REQUIREMENTS:
Below are some records. Say in a single number how many of their lines include the word "الدحنون".

RECORDS FOR THE EXERCISE:
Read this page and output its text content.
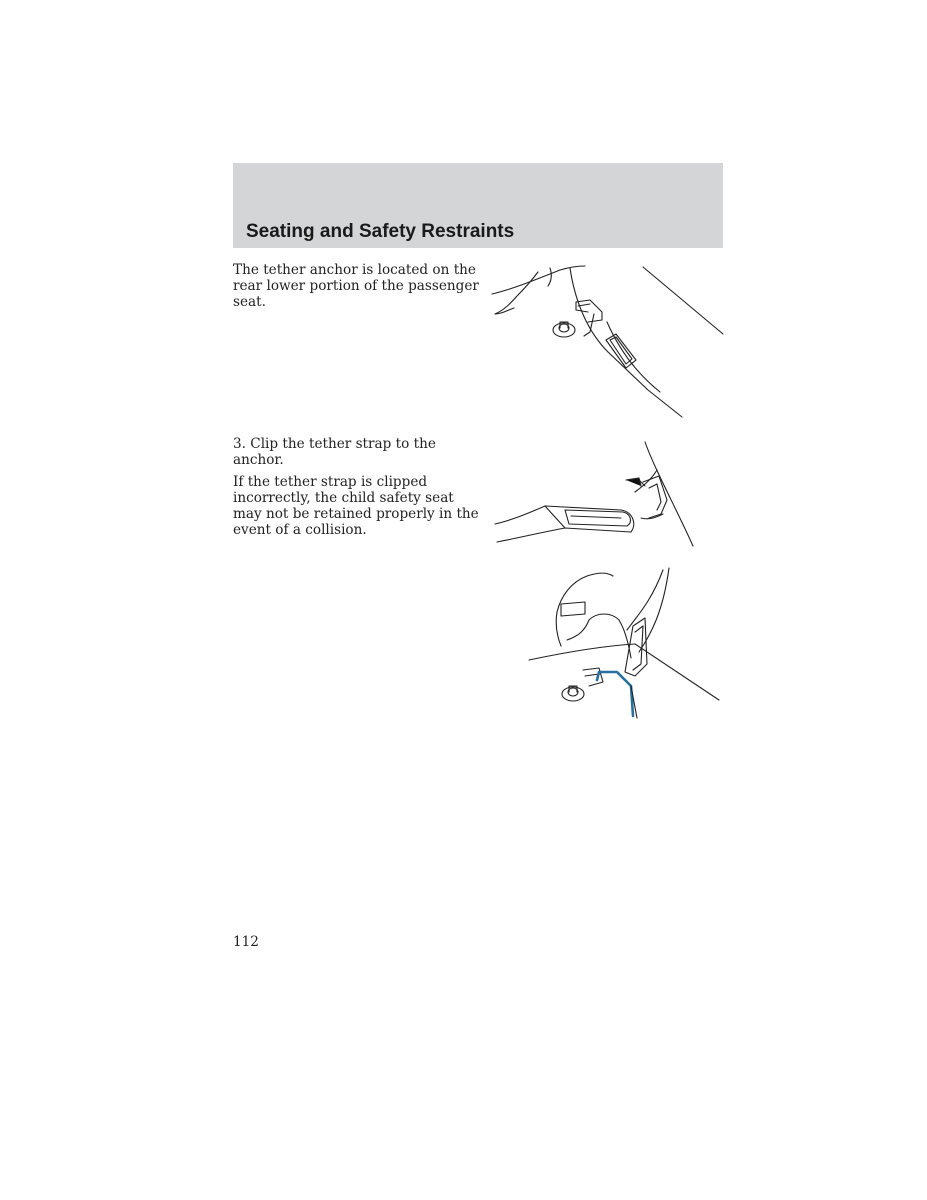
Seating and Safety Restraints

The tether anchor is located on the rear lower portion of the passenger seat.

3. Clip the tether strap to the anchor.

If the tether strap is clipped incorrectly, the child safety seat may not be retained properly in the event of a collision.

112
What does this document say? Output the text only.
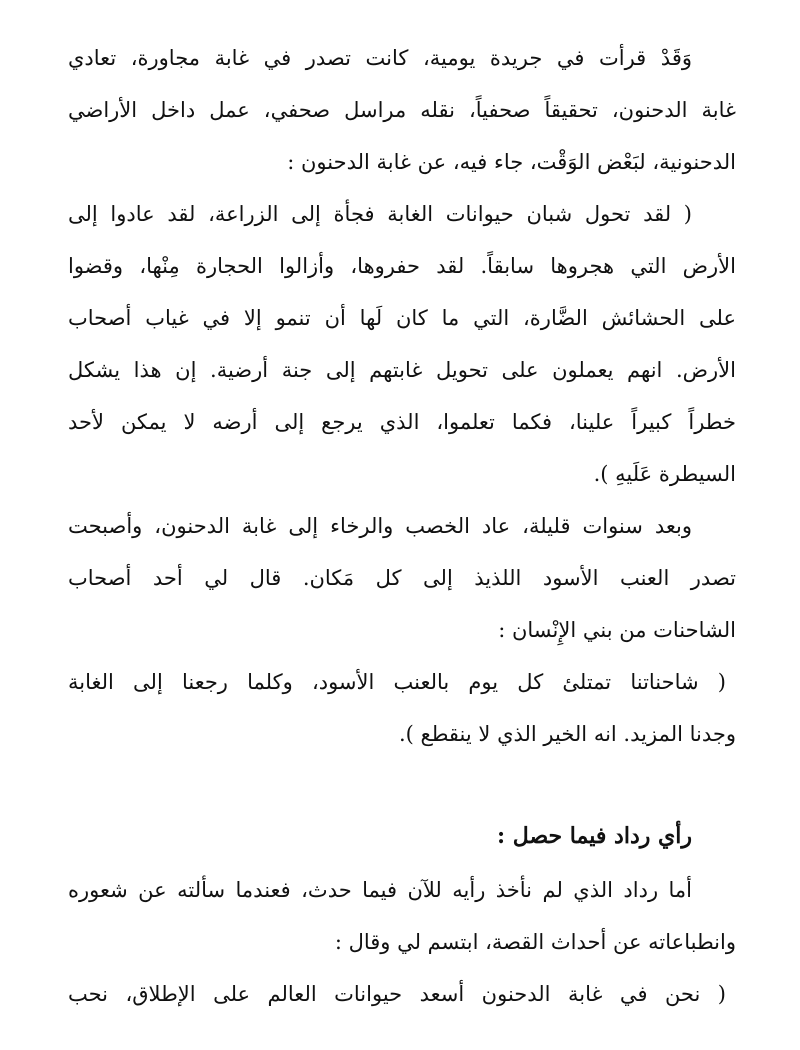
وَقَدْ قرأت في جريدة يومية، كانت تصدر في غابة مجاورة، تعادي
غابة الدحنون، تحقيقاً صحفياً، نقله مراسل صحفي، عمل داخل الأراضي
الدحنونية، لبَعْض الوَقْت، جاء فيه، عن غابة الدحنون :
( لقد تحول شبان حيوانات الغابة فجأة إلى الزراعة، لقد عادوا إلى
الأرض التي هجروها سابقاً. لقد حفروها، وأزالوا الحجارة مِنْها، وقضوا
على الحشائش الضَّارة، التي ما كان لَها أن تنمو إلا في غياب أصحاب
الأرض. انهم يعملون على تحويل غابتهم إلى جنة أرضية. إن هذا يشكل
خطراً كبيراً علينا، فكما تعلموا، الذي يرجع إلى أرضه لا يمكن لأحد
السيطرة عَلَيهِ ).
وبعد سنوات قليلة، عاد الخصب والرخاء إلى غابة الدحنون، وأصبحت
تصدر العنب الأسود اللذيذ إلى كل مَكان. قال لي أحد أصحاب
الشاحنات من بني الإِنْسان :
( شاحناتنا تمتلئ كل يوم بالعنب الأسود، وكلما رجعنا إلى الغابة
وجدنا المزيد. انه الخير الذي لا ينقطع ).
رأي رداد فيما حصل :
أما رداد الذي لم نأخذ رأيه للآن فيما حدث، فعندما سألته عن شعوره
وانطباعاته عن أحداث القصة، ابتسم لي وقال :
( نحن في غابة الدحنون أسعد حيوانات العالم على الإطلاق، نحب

EXPECTED ANSWER:
4